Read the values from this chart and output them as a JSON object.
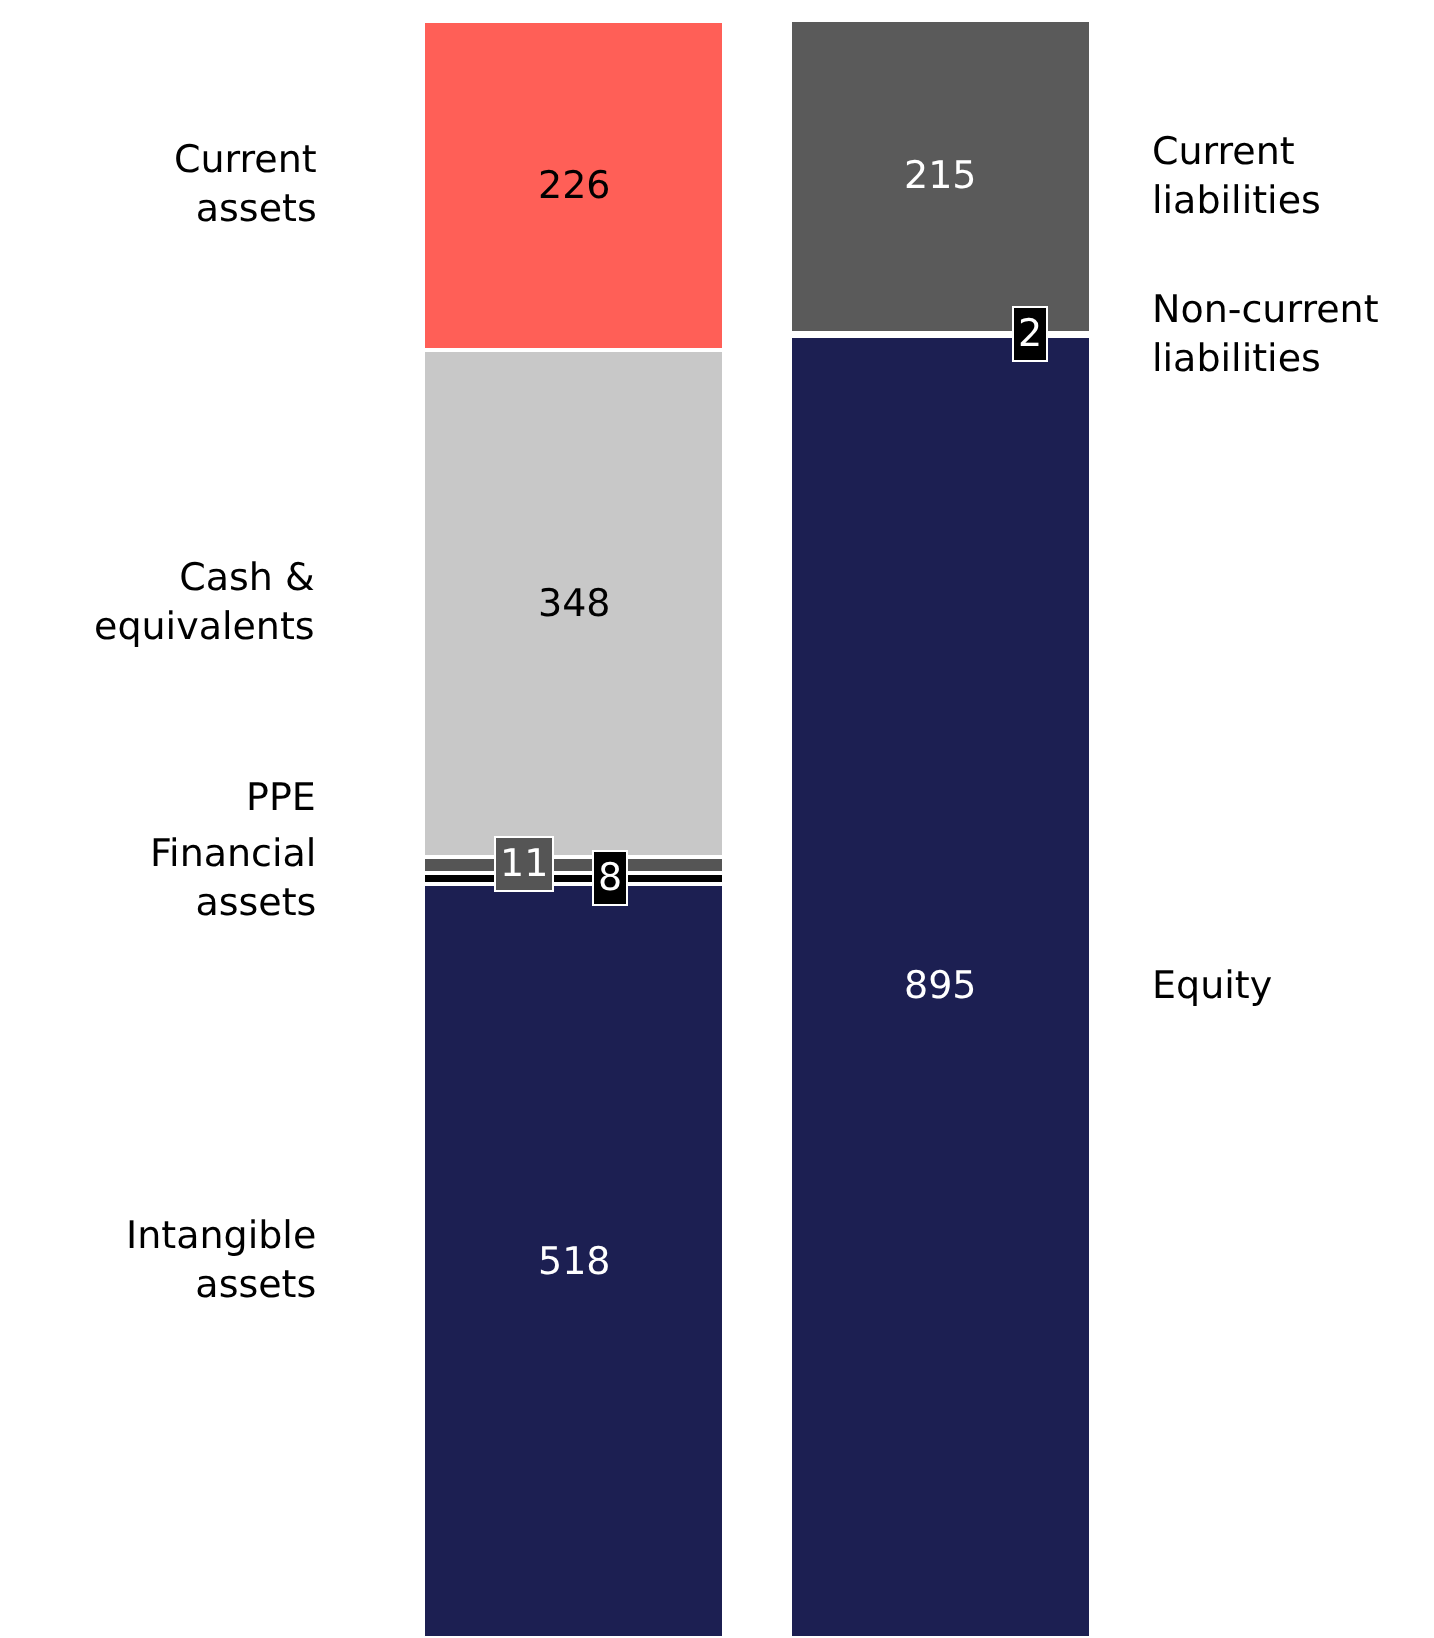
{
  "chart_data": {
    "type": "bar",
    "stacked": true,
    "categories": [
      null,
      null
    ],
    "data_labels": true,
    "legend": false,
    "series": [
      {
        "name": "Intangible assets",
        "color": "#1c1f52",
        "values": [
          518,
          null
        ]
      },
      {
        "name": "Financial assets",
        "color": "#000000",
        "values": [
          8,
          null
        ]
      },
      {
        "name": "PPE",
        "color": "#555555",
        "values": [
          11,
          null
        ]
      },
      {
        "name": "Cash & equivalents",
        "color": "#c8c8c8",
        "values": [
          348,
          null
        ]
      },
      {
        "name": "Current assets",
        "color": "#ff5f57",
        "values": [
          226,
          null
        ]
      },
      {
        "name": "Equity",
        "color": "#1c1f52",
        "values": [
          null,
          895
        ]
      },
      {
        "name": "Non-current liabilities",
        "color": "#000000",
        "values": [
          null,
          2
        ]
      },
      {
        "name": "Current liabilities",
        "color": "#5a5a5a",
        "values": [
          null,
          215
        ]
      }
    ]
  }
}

▶ **Short problem**:
Every entry must be reproduced exactly, with the images left out.

▶ **Task result**:
Read the values from this chart and output them as a JSON object.
{
  "chart_data": {
    "type": "bar",
    "stacked": true,
    "categories": [
      null,
      null
    ],
    "data_labels": true,
    "legend": false,
    "series": [
      {
        "name": "Intangible assets",
        "color": "#1c1f52",
        "values": [
          518,
          null
        ]
      },
      {
        "name": "Financial assets",
        "color": "#000000",
        "values": [
          8,
          null
        ]
      },
      {
        "name": "PPE",
        "color": "#555555",
        "values": [
          11,
          null
        ]
      },
      {
        "name": "Cash & equivalents",
        "color": "#c8c8c8",
        "values": [
          348,
          null
        ]
      },
      {
        "name": "Current assets",
        "color": "#ff5f57",
        "values": [
          226,
          null
        ]
      },
      {
        "name": "Equity",
        "color": "#1c1f52",
        "values": [
          null,
          895
        ]
      },
      {
        "name": "Non-current liabilities",
        "color": "#000000",
        "values": [
          null,
          2
        ]
      },
      {
        "name": "Current liabilities",
        "color": "#5a5a5a",
        "values": [
          null,
          215
        ]
      }
    ]
  }
}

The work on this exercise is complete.